• [RECORDS FOR PROCESSING]:
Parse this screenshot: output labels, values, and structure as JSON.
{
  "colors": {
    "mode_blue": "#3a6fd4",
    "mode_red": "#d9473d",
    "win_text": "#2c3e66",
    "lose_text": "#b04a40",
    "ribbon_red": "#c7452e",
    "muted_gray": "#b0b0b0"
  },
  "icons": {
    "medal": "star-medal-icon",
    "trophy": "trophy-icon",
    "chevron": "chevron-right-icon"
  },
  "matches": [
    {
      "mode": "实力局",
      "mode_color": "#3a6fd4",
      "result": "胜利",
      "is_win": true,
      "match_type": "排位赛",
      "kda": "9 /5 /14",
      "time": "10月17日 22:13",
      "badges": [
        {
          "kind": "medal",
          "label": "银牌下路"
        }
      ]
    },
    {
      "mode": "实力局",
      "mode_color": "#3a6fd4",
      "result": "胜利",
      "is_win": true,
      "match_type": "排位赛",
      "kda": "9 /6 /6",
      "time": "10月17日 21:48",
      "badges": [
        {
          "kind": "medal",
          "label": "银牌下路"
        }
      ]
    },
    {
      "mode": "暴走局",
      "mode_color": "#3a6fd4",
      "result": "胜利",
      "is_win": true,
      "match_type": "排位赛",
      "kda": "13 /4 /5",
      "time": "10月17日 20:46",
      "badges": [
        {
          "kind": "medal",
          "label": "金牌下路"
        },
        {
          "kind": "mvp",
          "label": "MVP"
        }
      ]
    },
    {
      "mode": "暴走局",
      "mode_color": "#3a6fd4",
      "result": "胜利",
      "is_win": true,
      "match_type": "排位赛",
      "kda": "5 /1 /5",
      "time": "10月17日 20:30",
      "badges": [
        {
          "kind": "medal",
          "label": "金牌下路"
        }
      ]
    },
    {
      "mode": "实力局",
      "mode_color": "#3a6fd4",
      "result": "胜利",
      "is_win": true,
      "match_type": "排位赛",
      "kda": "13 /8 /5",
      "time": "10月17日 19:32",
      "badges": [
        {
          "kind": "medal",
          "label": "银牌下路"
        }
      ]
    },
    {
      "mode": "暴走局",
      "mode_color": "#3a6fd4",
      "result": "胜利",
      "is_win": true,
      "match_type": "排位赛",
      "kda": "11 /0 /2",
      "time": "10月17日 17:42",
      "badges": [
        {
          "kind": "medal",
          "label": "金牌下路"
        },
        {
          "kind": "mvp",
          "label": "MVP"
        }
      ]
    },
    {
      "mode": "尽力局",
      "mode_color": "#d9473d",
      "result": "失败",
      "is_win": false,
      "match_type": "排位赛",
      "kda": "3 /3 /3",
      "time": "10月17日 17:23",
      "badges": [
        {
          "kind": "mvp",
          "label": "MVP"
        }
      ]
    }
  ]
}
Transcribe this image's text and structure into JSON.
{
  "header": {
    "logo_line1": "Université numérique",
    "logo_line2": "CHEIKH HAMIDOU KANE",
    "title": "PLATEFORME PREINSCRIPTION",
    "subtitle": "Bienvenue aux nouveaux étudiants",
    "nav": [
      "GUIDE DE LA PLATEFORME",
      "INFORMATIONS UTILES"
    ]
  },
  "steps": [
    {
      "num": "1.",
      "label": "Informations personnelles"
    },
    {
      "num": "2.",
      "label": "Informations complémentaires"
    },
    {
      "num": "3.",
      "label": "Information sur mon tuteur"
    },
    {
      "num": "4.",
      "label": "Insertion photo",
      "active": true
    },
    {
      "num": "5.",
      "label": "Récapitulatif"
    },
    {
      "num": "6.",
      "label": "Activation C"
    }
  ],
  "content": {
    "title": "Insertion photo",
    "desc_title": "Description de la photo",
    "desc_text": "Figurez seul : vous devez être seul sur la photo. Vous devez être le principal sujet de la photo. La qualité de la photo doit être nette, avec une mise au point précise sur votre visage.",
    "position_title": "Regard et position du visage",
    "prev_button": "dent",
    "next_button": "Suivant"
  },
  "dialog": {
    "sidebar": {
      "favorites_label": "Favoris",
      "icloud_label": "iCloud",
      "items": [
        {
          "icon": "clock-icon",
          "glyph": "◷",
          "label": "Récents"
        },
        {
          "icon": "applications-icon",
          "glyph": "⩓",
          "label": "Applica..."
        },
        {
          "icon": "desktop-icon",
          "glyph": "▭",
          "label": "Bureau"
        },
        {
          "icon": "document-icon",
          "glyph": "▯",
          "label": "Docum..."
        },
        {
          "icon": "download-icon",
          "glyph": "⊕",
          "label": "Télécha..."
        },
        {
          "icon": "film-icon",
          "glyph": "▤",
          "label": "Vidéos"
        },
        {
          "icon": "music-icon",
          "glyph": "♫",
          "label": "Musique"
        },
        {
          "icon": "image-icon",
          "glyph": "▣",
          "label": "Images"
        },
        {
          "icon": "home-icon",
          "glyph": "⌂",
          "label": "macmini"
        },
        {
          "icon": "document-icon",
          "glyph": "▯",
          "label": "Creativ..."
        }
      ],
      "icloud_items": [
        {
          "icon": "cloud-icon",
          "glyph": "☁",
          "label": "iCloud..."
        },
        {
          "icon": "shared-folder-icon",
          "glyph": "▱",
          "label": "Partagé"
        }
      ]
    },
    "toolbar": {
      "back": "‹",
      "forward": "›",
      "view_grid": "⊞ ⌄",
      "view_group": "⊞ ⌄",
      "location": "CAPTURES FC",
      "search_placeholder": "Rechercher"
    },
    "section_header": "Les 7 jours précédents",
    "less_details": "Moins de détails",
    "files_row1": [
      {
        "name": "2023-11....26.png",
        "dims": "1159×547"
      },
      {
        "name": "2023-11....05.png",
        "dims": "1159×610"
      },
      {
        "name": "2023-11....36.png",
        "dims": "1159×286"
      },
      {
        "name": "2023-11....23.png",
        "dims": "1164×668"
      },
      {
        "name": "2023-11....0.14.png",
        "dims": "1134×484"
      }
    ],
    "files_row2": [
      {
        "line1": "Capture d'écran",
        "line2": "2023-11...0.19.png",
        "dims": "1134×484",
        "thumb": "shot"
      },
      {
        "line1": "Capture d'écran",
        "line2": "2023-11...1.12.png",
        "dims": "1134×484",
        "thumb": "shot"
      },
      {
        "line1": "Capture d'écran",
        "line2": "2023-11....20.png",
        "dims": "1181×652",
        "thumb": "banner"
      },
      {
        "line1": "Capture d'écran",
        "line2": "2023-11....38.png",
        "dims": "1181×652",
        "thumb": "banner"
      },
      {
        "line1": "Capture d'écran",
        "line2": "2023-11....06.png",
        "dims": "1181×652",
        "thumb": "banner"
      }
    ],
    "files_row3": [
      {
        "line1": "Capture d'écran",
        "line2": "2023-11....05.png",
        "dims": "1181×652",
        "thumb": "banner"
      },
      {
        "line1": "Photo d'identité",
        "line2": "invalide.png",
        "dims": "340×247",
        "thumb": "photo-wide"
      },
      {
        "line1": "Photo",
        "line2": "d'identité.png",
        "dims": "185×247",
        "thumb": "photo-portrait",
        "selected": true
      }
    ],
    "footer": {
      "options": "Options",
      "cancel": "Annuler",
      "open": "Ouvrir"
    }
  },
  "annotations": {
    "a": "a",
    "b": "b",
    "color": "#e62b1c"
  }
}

• [EXERCISE TASK]:
Set down the listing above in full, please, exactly as it appears.

• [WRITTEN RESPONSE]:
Parse this screenshot: output labels, values, and structure as JSON.
{
  "colors": {
    "mode_blue": "#3a6fd4",
    "mode_red": "#d9473d",
    "win_text": "#2c3e66",
    "lose_text": "#b04a40",
    "ribbon_red": "#c7452e",
    "muted_gray": "#b0b0b0"
  },
  "icons": {
    "medal": "star-medal-icon",
    "trophy": "trophy-icon",
    "chevron": "chevron-right-icon"
  },
  "matches": [
    {
      "mode": "实力局",
      "mode_color": "#3a6fd4",
      "result": "胜利",
      "is_win": true,
      "match_type": "排位赛",
      "kda": "9 /5 /14",
      "time": "10月17日 22:13",
      "badges": [
        {
          "kind": "medal",
          "label": "银牌下路"
        }
      ]
    },
    {
      "mode": "实力局",
      "mode_color": "#3a6fd4",
      "result": "胜利",
      "is_win": true,
      "match_type": "排位赛",
      "kda": "9 /6 /6",
      "time": "10月17日 21:48",
      "badges": [
        {
          "kind": "medal",
          "label": "银牌下路"
        }
      ]
    },
    {
      "mode": "暴走局",
      "mode_color": "#3a6fd4",
      "result": "胜利",
      "is_win": true,
      "match_type": "排位赛",
      "kda": "13 /4 /5",
      "time": "10月17日 20:46",
      "badges": [
        {
          "kind": "medal",
          "label": "金牌下路"
        },
        {
          "kind": "mvp",
          "label": "MVP"
        }
      ]
    },
    {
      "mode": "暴走局",
      "mode_color": "#3a6fd4",
      "result": "胜利",
      "is_win": true,
      "match_type": "排位赛",
      "kda": "5 /1 /5",
      "time": "10月17日 20:30",
      "badges": [
        {
          "kind": "medal",
          "label": "金牌下路"
        }
      ]
    },
    {
      "mode": "实力局",
      "mode_color": "#3a6fd4",
      "result": "胜利",
      "is_win": true,
      "match_type": "排位赛",
      "kda": "13 /8 /5",
      "time": "10月17日 19:32",
      "badges": [
        {
          "kind": "medal",
          "label": "银牌下路"
        }
      ]
    },
    {
      "mode": "暴走局",
      "mode_color": "#3a6fd4",
      "result": "胜利",
      "is_win": true,
      "match_type": "排位赛",
      "kda": "11 /0 /2",
      "time": "10月17日 17:42",
      "badges": [
        {
          "kind": "medal",
          "label": "金牌下路"
        },
        {
          "kind": "mvp",
          "label": "MVP"
        }
      ]
    },
    {
      "mode": "尽力局",
      "mode_color": "#d9473d",
      "result": "失败",
      "is_win": false,
      "match_type": "排位赛",
      "kda": "3 /3 /3",
      "time": "10月17日 17:23",
      "badges": [
        {
          "kind": "mvp",
          "label": "MVP"
        }
      ]
    }
  ]
}
Transcribe this image's text and structure into JSON.
{
  "header": {
    "logo_line1": "Université numérique",
    "logo_line2": "CHEIKH HAMIDOU KANE",
    "title": "PLATEFORME PREINSCRIPTION",
    "subtitle": "Bienvenue aux nouveaux étudiants",
    "nav": [
      "GUIDE DE LA PLATEFORME",
      "INFORMATIONS UTILES"
    ]
  },
  "steps": [
    {
      "num": "1.",
      "label": "Informations personnelles"
    },
    {
      "num": "2.",
      "label": "Informations complémentaires"
    },
    {
      "num": "3.",
      "label": "Information sur mon tuteur"
    },
    {
      "num": "4.",
      "label": "Insertion photo",
      "active": true
    },
    {
      "num": "5.",
      "label": "Récapitulatif"
    },
    {
      "num": "6.",
      "label": "Activation C"
    }
  ],
  "content": {
    "title": "Insertion photo",
    "desc_title": "Description de la photo",
    "desc_text": "Figurez seul : vous devez être seul sur la photo. Vous devez être le principal sujet de la photo. La qualité de la photo doit être nette, avec une mise au point précise sur votre visage.",
    "position_title": "Regard et position du visage",
    "prev_button": "dent",
    "next_button": "Suivant"
  },
  "dialog": {
    "sidebar": {
      "favorites_label": "Favoris",
      "icloud_label": "iCloud",
      "items": [
        {
          "icon": "clock-icon",
          "glyph": "◷",
          "label": "Récents"
        },
        {
          "icon": "applications-icon",
          "glyph": "⩓",
          "label": "Applica..."
        },
        {
          "icon": "desktop-icon",
          "glyph": "▭",
          "label": "Bureau"
        },
        {
          "icon": "document-icon",
          "glyph": "▯",
          "label": "Docum..."
        },
        {
          "icon": "download-icon",
          "glyph": "⊕",
          "label": "Télécha..."
        },
        {
          "icon": "film-icon",
          "glyph": "▤",
          "label": "Vidéos"
        },
        {
          "icon": "music-icon",
          "glyph": "♫",
          "label": "Musique"
        },
        {
          "icon": "image-icon",
          "glyph": "▣",
          "label": "Images"
        },
        {
          "icon": "home-icon",
          "glyph": "⌂",
          "label": "macmini"
        },
        {
          "icon": "document-icon",
          "glyph": "▯",
          "label": "Creativ..."
        }
      ],
      "icloud_items": [
        {
          "icon": "cloud-icon",
          "glyph": "☁",
          "label": "iCloud..."
        },
        {
          "icon": "shared-folder-icon",
          "glyph": "▱",
          "label": "Partagé"
        }
      ]
    },
    "toolbar": {
      "back": "‹",
      "forward": "›",
      "view_grid": "⊞ ⌄",
      "view_group": "⊞ ⌄",
      "location": "CAPTURES FC",
      "search_placeholder": "Rechercher"
    },
    "section_header": "Les 7 jours précédents",
    "less_details": "Moins de détails",
    "files_row1": [
      {
        "name": "2023-11....26.png",
        "dims": "1159×547"
      },
      {
        "name": "2023-11....05.png",
        "dims": "1159×610"
      },
      {
        "name": "2023-11....36.png",
        "dims": "1159×286"
      },
      {
        "name": "2023-11....23.png",
        "dims": "1164×668"
      },
      {
        "name": "2023-11....0.14.png",
        "dims": "1134×484"
      }
    ],
    "files_row2": [
      {
        "line1": "Capture d'écran",
        "line2": "2023-11...0.19.png",
        "dims": "1134×484",
        "thumb": "shot"
      },
      {
        "line1": "Capture d'écran",
        "line2": "2023-11...1.12.png",
        "dims": "1134×484",
        "thumb": "shot"
      },
      {
        "line1": "Capture d'écran",
        "line2": "2023-11....20.png",
        "dims": "1181×652",
        "thumb": "banner"
      },
      {
        "line1": "Capture d'écran",
        "line2": "2023-11....38.png",
        "dims": "1181×652",
        "thumb": "banner"
      },
      {
        "line1": "Capture d'écran",
        "line2": "2023-11....06.png",
        "dims": "1181×652",
        "thumb": "banner"
      }
    ],
    "files_row3": [
      {
        "line1": "Capture d'écran",
        "line2": "2023-11....05.png",
        "dims": "1181×652",
        "thumb": "banner"
      },
      {
        "line1": "Photo d'identité",
        "line2": "invalide.png",
        "dims": "340×247",
        "thumb": "photo-wide"
      },
      {
        "line1": "Photo",
        "line2": "d'identité.png",
        "dims": "185×247",
        "thumb": "photo-portrait",
        "selected": true
      }
    ],
    "footer": {
      "options": "Options",
      "cancel": "Annuler",
      "open": "Ouvrir"
    }
  },
  "annotations": {
    "a": "a",
    "b": "b",
    "color": "#e62b1c"
  }
}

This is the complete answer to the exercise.